» **Input rows**:
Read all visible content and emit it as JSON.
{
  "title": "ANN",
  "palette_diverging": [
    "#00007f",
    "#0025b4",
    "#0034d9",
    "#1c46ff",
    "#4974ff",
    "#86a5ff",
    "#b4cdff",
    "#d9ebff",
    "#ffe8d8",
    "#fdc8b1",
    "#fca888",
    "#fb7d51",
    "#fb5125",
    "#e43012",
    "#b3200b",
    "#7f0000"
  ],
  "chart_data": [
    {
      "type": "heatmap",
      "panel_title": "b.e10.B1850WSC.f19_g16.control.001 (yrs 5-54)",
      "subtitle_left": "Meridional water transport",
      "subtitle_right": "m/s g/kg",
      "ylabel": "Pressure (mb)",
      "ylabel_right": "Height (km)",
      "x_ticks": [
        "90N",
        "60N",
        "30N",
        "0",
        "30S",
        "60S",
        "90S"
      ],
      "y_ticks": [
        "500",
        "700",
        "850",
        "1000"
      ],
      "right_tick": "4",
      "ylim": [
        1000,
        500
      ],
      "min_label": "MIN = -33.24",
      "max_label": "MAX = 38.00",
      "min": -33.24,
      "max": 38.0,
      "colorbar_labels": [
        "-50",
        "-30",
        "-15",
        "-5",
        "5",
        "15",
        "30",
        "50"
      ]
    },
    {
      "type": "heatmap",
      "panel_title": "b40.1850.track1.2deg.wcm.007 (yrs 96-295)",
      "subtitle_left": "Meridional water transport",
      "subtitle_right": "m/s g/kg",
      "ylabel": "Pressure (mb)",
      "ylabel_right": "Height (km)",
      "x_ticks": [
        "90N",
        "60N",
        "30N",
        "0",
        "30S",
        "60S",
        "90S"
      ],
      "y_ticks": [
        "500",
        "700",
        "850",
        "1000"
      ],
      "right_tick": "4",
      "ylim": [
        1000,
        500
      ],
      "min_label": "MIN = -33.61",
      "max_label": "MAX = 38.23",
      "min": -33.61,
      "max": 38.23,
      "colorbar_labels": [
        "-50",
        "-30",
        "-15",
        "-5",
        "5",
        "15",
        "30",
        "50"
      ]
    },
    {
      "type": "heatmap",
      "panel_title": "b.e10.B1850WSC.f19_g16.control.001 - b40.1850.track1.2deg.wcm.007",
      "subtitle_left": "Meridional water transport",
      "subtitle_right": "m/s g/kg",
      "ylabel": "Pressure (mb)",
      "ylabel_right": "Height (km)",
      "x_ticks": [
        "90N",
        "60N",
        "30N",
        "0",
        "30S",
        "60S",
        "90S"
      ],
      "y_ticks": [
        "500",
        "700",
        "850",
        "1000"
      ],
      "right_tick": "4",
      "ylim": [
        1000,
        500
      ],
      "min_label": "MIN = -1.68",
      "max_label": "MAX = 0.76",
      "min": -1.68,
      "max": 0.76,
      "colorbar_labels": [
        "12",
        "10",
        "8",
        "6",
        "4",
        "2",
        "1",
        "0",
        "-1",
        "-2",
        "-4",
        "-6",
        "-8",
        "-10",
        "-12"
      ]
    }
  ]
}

» **Exercise prompt**:
Using the listing above, show every line that includes the string "control".

» **Problem solution**:
      "panel_title": "b.e10.B1850WSC.f19_g16.control.001 (yrs 5-54)",
      "panel_title": "b.e10.B1850WSC.f19_g16.control.001 - b40.1850.track1.2deg.wcm.007",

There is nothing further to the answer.